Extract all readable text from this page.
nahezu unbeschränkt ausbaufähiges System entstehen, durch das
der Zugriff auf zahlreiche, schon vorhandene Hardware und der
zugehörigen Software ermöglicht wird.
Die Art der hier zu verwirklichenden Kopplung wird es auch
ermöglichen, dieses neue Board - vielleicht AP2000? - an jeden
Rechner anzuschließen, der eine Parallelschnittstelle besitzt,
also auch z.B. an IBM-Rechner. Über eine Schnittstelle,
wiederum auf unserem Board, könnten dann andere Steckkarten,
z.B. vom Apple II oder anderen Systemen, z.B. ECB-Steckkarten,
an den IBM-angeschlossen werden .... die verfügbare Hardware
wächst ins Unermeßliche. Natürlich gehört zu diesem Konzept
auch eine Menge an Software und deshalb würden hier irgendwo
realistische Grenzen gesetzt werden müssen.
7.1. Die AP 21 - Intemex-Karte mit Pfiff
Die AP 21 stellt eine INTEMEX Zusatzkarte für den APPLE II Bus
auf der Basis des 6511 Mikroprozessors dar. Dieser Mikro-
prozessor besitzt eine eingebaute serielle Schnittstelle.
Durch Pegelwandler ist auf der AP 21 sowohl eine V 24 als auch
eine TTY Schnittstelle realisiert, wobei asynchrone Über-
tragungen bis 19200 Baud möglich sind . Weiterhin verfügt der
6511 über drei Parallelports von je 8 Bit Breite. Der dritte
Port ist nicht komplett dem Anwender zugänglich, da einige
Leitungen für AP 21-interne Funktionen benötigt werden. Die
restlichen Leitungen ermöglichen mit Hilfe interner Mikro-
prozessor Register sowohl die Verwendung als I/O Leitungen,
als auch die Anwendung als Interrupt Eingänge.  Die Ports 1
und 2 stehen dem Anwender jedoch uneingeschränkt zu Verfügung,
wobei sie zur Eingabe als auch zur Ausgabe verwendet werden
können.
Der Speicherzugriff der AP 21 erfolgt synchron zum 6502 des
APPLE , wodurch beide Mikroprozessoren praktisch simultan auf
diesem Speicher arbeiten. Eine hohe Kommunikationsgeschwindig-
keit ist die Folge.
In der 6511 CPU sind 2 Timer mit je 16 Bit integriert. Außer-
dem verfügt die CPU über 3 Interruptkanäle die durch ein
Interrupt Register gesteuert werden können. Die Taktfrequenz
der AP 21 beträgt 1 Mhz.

——————

Determine how many lines in the records contain "Software", and reply with the number only.

2